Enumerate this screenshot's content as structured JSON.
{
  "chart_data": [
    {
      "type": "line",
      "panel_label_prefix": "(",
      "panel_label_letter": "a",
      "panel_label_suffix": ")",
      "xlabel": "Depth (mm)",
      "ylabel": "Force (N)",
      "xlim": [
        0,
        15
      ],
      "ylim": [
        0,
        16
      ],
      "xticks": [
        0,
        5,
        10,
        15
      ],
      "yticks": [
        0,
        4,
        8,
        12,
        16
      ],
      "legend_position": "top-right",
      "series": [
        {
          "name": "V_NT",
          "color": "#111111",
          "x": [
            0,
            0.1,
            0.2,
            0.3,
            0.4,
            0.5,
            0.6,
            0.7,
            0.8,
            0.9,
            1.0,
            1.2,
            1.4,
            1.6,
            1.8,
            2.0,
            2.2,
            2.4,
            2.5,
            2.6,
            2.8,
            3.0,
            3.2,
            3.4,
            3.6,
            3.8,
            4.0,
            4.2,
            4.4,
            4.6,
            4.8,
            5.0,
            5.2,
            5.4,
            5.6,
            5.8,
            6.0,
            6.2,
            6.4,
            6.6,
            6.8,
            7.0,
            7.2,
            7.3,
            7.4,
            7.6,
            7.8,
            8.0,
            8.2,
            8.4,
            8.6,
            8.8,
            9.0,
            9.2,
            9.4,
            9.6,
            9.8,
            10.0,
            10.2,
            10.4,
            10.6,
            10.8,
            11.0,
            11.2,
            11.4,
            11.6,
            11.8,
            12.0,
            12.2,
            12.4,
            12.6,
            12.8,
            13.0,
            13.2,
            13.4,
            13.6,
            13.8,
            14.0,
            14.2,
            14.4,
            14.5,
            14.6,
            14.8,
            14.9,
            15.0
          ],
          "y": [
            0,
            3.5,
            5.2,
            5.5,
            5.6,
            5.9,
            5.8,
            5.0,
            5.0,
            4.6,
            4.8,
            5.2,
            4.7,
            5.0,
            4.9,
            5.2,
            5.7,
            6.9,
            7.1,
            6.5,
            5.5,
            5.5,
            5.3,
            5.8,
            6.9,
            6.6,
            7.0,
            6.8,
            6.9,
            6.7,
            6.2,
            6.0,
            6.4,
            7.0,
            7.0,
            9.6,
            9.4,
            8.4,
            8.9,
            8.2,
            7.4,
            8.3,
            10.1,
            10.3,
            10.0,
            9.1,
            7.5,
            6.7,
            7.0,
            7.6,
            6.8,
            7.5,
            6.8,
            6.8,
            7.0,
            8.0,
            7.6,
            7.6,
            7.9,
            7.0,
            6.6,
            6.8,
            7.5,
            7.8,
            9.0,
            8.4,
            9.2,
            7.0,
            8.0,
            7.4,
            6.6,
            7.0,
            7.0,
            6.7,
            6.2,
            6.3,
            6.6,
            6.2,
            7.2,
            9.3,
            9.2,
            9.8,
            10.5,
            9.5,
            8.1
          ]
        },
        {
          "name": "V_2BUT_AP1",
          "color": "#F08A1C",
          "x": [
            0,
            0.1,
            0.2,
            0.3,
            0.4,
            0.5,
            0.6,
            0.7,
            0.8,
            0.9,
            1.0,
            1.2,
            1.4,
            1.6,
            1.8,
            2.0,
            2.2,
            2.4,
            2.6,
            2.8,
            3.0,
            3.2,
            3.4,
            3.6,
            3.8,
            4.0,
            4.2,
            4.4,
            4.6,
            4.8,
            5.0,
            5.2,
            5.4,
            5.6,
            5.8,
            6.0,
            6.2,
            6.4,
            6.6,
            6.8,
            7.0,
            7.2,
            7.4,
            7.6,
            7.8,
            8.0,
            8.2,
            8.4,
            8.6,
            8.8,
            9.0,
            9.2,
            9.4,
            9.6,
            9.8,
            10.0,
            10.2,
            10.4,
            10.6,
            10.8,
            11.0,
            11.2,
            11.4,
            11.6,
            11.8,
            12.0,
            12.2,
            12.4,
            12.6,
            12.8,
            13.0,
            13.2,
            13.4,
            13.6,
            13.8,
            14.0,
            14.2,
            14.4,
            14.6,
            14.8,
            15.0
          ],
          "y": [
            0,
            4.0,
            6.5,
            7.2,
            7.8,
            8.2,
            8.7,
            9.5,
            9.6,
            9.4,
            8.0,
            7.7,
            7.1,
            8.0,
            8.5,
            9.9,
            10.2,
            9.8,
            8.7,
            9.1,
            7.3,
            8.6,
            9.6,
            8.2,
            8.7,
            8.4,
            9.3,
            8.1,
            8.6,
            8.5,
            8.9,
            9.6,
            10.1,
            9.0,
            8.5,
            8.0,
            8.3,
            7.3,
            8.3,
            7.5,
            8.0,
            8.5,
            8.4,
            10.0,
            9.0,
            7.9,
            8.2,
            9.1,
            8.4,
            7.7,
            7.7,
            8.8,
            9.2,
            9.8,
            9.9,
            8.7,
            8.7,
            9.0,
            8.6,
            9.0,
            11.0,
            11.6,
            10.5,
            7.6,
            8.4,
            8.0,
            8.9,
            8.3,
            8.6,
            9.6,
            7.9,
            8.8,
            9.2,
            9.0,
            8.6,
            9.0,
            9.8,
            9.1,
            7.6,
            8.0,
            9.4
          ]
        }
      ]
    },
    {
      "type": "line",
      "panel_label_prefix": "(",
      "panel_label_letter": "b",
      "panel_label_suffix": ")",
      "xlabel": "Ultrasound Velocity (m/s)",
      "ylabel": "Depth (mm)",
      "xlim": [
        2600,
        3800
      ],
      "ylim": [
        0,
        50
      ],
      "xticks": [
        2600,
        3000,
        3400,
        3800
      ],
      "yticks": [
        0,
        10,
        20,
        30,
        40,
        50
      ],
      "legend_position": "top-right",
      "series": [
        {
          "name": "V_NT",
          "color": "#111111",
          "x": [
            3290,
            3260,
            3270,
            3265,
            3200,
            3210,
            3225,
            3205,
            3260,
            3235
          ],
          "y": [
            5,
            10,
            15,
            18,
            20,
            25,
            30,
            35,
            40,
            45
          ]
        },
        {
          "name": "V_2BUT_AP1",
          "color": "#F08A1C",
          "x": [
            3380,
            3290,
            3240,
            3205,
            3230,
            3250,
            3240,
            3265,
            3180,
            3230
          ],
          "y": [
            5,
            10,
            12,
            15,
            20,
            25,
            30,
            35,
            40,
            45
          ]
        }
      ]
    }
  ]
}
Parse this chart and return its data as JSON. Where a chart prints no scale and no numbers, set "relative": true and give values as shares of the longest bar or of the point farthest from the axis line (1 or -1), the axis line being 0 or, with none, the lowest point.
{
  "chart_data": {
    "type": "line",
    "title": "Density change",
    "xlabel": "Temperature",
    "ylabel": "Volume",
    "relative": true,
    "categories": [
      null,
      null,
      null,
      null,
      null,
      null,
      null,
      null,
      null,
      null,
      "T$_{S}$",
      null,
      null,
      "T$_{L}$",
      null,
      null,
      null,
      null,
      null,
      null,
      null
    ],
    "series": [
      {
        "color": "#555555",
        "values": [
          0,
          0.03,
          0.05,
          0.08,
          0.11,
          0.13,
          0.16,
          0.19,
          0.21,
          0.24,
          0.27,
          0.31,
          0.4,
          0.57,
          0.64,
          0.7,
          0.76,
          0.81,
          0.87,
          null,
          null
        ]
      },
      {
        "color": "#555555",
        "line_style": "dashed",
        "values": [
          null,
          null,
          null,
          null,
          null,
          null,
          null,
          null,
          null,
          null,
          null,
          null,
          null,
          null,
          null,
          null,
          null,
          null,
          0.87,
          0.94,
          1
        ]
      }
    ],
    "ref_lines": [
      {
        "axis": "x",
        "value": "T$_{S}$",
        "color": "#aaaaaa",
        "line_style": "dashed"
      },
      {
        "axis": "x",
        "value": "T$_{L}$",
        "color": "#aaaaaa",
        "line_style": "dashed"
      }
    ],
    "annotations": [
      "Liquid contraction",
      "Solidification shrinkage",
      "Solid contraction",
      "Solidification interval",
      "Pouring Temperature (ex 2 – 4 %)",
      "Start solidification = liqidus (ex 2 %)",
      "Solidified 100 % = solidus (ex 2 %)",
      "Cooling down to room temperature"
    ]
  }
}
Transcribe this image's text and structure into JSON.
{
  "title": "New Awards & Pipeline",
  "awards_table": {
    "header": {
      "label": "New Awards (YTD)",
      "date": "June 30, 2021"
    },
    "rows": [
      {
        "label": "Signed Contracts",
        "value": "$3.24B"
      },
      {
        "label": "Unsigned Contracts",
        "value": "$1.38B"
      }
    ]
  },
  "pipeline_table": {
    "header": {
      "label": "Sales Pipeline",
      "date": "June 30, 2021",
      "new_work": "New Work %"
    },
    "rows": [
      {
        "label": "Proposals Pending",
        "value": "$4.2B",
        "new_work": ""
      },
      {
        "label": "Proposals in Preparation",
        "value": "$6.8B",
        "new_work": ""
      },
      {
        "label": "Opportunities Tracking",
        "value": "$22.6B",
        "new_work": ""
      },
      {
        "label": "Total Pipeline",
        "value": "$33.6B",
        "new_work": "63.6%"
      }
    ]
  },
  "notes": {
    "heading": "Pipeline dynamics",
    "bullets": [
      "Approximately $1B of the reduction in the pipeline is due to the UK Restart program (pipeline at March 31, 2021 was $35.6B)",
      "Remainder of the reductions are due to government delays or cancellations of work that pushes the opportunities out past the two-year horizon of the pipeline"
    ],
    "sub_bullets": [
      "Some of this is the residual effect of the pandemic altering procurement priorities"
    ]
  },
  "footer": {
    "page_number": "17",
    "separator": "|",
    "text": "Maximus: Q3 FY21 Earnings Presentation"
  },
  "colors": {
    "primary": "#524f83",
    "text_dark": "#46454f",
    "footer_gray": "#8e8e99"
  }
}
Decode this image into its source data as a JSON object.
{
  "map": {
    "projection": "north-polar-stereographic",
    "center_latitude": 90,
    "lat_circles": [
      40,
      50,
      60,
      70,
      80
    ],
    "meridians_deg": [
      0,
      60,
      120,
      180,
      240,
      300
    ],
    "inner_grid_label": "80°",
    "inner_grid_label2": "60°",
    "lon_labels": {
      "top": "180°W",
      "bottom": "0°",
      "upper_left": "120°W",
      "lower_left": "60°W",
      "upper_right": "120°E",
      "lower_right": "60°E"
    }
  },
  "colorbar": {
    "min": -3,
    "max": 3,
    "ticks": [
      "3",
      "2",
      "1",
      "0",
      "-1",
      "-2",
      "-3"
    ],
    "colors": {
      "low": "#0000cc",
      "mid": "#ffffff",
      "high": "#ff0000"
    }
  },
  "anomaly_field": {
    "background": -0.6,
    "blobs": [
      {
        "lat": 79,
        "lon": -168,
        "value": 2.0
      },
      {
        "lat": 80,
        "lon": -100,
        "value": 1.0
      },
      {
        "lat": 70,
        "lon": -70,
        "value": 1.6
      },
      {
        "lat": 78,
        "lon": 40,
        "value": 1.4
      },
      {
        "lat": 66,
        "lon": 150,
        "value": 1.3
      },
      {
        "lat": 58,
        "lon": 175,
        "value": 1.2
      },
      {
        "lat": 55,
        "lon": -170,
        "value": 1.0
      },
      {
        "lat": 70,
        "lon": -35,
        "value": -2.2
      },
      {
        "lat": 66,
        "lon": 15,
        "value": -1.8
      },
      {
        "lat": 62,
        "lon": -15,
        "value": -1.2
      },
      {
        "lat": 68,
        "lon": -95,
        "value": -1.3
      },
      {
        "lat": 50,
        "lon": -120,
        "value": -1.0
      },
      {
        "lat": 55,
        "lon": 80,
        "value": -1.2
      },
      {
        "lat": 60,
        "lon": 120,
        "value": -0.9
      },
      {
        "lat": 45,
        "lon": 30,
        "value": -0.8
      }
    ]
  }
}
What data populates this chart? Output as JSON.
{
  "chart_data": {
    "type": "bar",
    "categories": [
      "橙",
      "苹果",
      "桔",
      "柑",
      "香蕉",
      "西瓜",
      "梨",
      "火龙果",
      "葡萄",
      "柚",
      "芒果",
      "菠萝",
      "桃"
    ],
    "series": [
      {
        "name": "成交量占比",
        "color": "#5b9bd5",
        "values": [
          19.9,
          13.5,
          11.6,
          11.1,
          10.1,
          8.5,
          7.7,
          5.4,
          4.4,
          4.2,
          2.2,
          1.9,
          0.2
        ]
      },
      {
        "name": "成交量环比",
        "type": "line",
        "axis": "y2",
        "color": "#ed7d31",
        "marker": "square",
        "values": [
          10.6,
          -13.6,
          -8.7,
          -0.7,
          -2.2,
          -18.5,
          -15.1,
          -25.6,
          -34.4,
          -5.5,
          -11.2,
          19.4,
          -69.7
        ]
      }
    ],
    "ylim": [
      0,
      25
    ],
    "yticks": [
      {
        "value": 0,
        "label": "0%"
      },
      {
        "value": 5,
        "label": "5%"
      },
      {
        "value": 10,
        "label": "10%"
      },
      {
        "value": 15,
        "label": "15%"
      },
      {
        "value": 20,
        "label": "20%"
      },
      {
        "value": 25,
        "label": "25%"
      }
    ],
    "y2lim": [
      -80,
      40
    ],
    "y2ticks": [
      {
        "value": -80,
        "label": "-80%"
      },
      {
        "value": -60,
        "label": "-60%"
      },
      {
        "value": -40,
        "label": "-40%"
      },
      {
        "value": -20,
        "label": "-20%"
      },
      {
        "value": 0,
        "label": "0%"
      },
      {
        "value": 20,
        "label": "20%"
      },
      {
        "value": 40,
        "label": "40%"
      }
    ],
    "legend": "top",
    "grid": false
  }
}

= = = = = = =

**What is required:** Report the number of lines that include the string "ylabel"; return nothing but the count.

**Exercise solution:** 3